**Objective**
Write each line out exactly, leaving none out.

(Dataset entries on figures)
____________________

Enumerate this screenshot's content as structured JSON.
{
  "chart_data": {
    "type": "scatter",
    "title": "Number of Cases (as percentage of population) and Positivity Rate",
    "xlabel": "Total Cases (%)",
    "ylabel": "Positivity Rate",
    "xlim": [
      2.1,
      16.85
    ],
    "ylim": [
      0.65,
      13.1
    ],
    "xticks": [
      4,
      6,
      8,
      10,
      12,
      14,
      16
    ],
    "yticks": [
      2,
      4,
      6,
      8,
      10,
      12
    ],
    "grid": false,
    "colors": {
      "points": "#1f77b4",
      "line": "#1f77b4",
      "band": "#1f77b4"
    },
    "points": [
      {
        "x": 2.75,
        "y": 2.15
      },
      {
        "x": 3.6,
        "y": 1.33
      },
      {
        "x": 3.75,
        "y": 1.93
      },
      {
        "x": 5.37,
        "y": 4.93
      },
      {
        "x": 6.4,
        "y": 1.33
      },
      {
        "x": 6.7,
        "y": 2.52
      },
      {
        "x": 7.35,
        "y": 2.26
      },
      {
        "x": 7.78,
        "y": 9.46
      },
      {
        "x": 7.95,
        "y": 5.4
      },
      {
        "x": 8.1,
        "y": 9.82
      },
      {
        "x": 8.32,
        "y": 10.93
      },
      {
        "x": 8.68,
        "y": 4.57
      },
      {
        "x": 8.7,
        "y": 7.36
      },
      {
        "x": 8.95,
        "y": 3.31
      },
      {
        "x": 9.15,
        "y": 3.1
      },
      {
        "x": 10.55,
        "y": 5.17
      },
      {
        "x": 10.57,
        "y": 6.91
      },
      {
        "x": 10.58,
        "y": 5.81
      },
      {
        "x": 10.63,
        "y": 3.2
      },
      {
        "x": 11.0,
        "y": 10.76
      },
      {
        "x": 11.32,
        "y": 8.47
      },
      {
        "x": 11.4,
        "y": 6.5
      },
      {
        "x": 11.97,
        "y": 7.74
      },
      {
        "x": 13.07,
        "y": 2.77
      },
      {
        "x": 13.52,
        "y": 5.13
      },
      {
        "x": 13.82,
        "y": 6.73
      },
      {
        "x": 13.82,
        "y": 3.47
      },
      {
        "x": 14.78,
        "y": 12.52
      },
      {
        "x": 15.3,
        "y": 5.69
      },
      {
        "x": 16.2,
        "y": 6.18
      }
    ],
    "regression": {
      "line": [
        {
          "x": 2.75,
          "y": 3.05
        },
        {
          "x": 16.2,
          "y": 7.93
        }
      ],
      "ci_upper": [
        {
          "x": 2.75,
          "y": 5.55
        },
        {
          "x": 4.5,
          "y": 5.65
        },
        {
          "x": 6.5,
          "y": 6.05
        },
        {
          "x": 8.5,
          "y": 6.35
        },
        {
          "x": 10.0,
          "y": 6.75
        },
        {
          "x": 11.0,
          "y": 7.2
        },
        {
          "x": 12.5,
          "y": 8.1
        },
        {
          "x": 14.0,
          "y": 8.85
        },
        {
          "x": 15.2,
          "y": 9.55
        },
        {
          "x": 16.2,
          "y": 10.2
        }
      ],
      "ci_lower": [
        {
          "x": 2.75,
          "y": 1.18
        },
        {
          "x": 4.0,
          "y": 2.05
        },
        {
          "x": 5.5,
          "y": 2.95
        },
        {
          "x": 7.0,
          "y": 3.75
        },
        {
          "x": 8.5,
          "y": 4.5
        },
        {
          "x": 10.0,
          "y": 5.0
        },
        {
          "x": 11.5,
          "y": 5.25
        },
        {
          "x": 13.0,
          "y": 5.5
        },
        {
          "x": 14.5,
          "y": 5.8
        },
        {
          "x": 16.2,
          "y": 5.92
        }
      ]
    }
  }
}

____________________

**Answer below**
Enumerate this screenshot's content as structured JSON.
{
  "chart_data": {
    "type": "scatter",
    "title": "Number of Cases (as percentage of population) and Positivity Rate",
    "xlabel": "Total Cases (%)",
    "ylabel": "Positivity Rate",
    "xlim": [
      2.1,
      16.85
    ],
    "ylim": [
      0.65,
      13.1
    ],
    "xticks": [
      4,
      6,
      8,
      10,
      12,
      14,
      16
    ],
    "yticks": [
      2,
      4,
      6,
      8,
      10,
      12
    ],
    "grid": false,
    "colors": {
      "points": "#1f77b4",
      "line": "#1f77b4",
      "band": "#1f77b4"
    },
    "points": [
      {
        "x": 2.75,
        "y": 2.15
      },
      {
        "x": 3.6,
        "y": 1.33
      },
      {
        "x": 3.75,
        "y": 1.93
      },
      {
        "x": 5.37,
        "y": 4.93
      },
      {
        "x": 6.4,
        "y": 1.33
      },
      {
        "x": 6.7,
        "y": 2.52
      },
      {
        "x": 7.35,
        "y": 2.26
      },
      {
        "x": 7.78,
        "y": 9.46
      },
      {
        "x": 7.95,
        "y": 5.4
      },
      {
        "x": 8.1,
        "y": 9.82
      },
      {
        "x": 8.32,
        "y": 10.93
      },
      {
        "x": 8.68,
        "y": 4.57
      },
      {
        "x": 8.7,
        "y": 7.36
      },
      {
        "x": 8.95,
        "y": 3.31
      },
      {
        "x": 9.15,
        "y": 3.1
      },
      {
        "x": 10.55,
        "y": 5.17
      },
      {
        "x": 10.57,
        "y": 6.91
      },
      {
        "x": 10.58,
        "y": 5.81
      },
      {
        "x": 10.63,
        "y": 3.2
      },
      {
        "x": 11.0,
        "y": 10.76
      },
      {
        "x": 11.32,
        "y": 8.47
      },
      {
        "x": 11.4,
        "y": 6.5
      },
      {
        "x": 11.97,
        "y": 7.74
      },
      {
        "x": 13.07,
        "y": 2.77
      },
      {
        "x": 13.52,
        "y": 5.13
      },
      {
        "x": 13.82,
        "y": 6.73
      },
      {
        "x": 13.82,
        "y": 3.47
      },
      {
        "x": 14.78,
        "y": 12.52
      },
      {
        "x": 15.3,
        "y": 5.69
      },
      {
        "x": 16.2,
        "y": 6.18
      }
    ],
    "regression": {
      "line": [
        {
          "x": 2.75,
          "y": 3.05
        },
        {
          "x": 16.2,
          "y": 7.93
        }
      ],
      "ci_upper": [
        {
          "x": 2.75,
          "y": 5.55
        },
        {
          "x": 4.5,
          "y": 5.65
        },
        {
          "x": 6.5,
          "y": 6.05
        },
        {
          "x": 8.5,
          "y": 6.35
        },
        {
          "x": 10.0,
          "y": 6.75
        },
        {
          "x": 11.0,
          "y": 7.2
        },
        {
          "x": 12.5,
          "y": 8.1
        },
        {
          "x": 14.0,
          "y": 8.85
        },
        {
          "x": 15.2,
          "y": 9.55
        },
        {
          "x": 16.2,
          "y": 10.2
        }
      ],
      "ci_lower": [
        {
          "x": 2.75,
          "y": 1.18
        },
        {
          "x": 4.0,
          "y": 2.05
        },
        {
          "x": 5.5,
          "y": 2.95
        },
        {
          "x": 7.0,
          "y": 3.75
        },
        {
          "x": 8.5,
          "y": 4.5
        },
        {
          "x": 10.0,
          "y": 5.0
        },
        {
          "x": 11.5,
          "y": 5.25
        },
        {
          "x": 13.0,
          "y": 5.5
        },
        {
          "x": 14.5,
          "y": 5.8
        },
        {
          "x": 16.2,
          "y": 5.92
        }
      ]
    }
  }
}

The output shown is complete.